■ Exercise objective:
Review the material and extract every line in which the word "Samoyed" occurs.
○ ○ ○ ○ ○
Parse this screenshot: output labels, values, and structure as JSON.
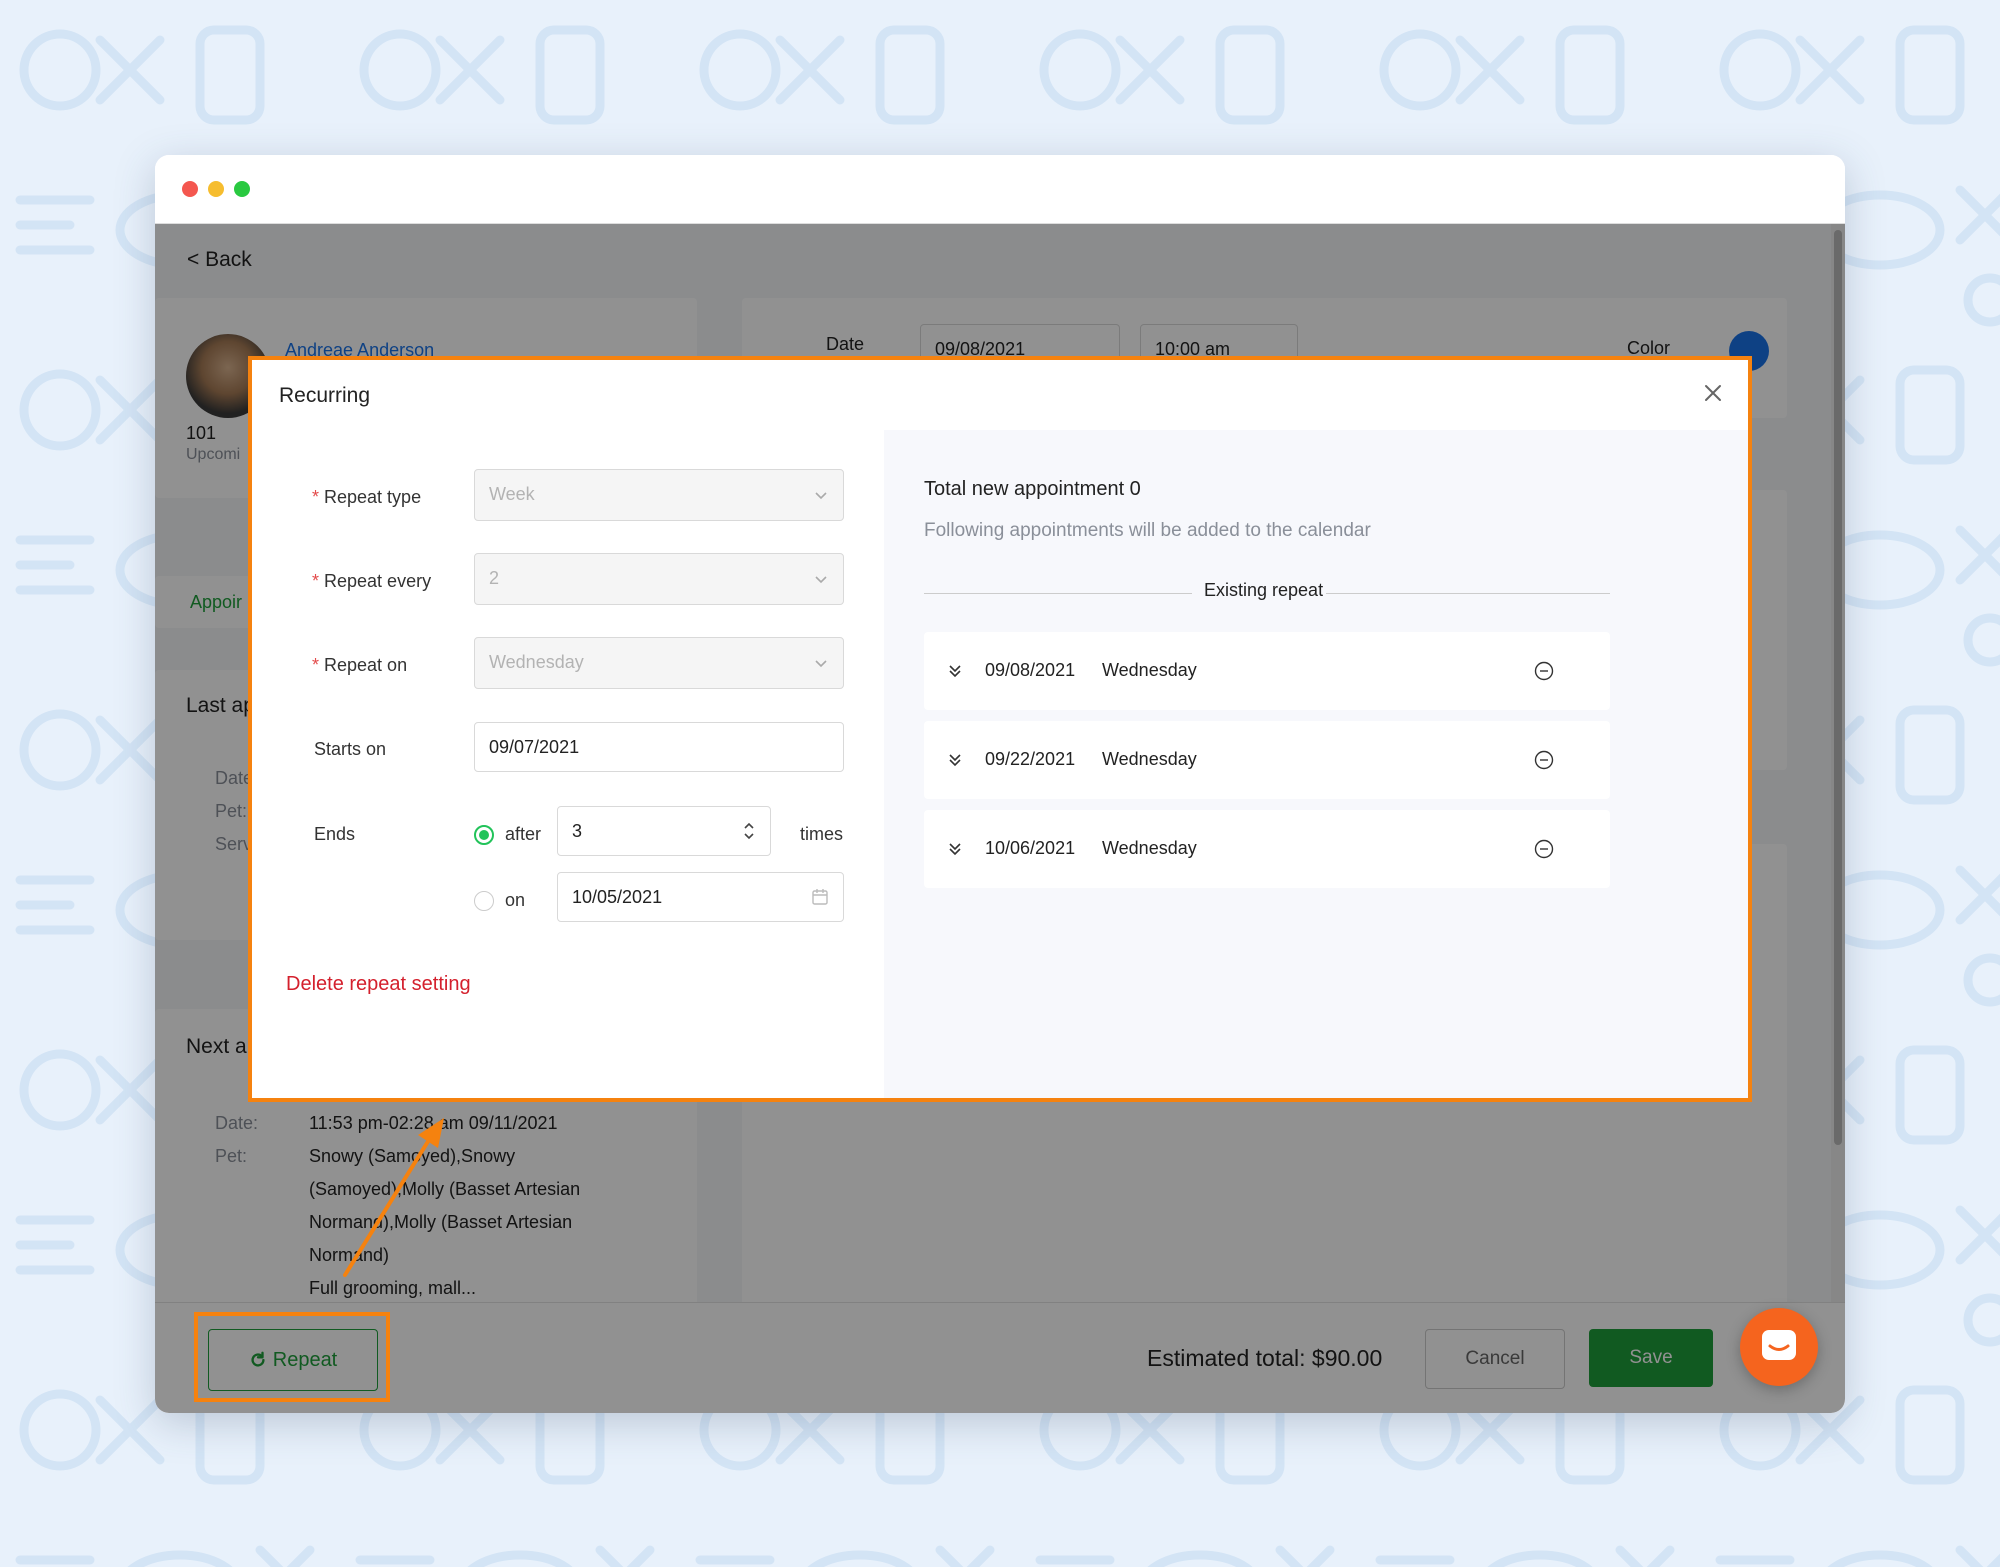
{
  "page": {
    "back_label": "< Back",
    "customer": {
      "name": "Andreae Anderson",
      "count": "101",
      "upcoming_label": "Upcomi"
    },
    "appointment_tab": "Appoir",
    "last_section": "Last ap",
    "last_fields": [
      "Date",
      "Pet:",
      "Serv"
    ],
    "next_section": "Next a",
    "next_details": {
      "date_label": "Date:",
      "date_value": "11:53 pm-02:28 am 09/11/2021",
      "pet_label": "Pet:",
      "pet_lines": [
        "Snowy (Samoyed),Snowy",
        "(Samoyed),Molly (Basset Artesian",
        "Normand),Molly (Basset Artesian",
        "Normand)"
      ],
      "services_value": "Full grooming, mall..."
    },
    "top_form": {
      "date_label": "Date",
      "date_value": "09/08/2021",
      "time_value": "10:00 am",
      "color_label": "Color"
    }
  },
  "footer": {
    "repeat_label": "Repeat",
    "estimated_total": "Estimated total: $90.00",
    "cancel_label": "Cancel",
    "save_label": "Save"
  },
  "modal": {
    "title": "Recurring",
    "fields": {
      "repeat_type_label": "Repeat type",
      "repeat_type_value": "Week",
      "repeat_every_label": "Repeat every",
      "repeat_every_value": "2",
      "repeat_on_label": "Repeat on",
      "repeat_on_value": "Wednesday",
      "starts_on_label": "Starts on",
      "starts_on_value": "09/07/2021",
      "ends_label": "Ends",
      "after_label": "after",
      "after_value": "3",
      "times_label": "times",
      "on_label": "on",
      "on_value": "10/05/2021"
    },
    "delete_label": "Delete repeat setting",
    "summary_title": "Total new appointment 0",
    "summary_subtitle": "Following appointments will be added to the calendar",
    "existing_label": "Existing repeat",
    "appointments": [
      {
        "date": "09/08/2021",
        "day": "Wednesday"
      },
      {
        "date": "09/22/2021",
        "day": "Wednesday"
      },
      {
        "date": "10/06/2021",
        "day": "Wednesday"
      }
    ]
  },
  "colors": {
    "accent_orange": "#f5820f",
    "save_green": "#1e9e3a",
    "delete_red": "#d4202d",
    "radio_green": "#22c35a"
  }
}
○ ○ ○ ○ ○
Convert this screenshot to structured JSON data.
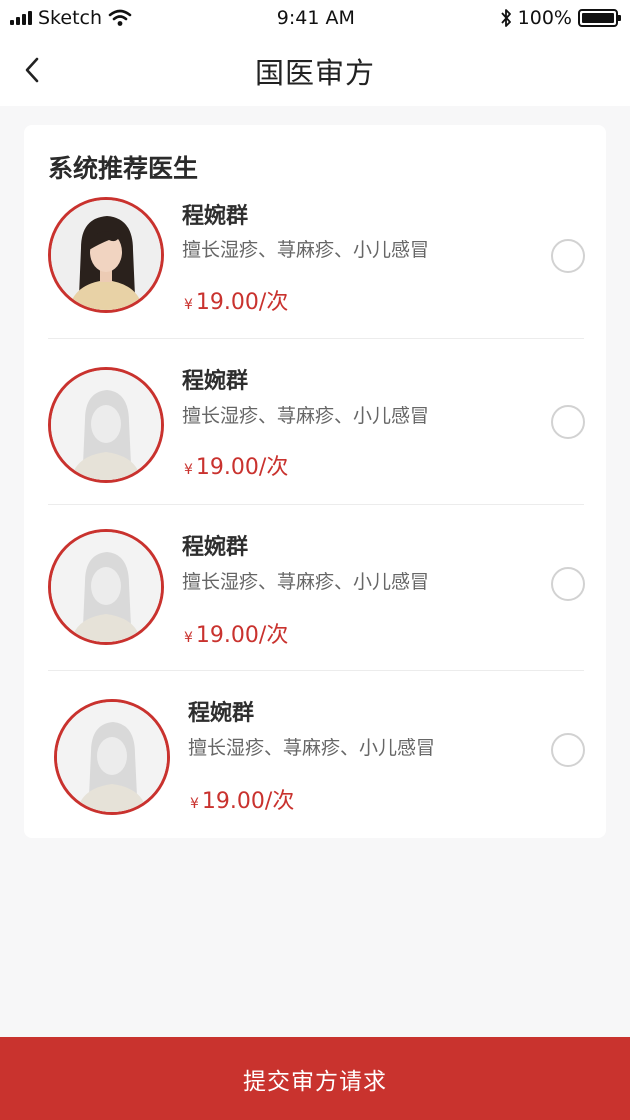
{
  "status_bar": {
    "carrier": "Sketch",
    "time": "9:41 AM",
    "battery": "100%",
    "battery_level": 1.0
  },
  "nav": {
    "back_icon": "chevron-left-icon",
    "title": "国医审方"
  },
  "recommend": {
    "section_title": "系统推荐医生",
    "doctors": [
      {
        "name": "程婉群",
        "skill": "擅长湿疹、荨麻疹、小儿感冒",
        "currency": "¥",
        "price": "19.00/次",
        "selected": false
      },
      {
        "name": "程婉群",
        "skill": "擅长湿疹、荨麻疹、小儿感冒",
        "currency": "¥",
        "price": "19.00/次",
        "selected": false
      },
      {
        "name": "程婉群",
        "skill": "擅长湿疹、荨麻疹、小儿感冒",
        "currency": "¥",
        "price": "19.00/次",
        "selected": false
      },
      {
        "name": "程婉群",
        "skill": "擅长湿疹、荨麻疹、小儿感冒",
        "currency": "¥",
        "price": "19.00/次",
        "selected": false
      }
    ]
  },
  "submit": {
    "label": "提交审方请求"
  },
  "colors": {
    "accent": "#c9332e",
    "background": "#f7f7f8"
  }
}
○ ○ ○ ○ ○
■ Response below:
        "Snowy (Samoyed),Snowy",
        "(Samoyed),Molly (Basset Artesian",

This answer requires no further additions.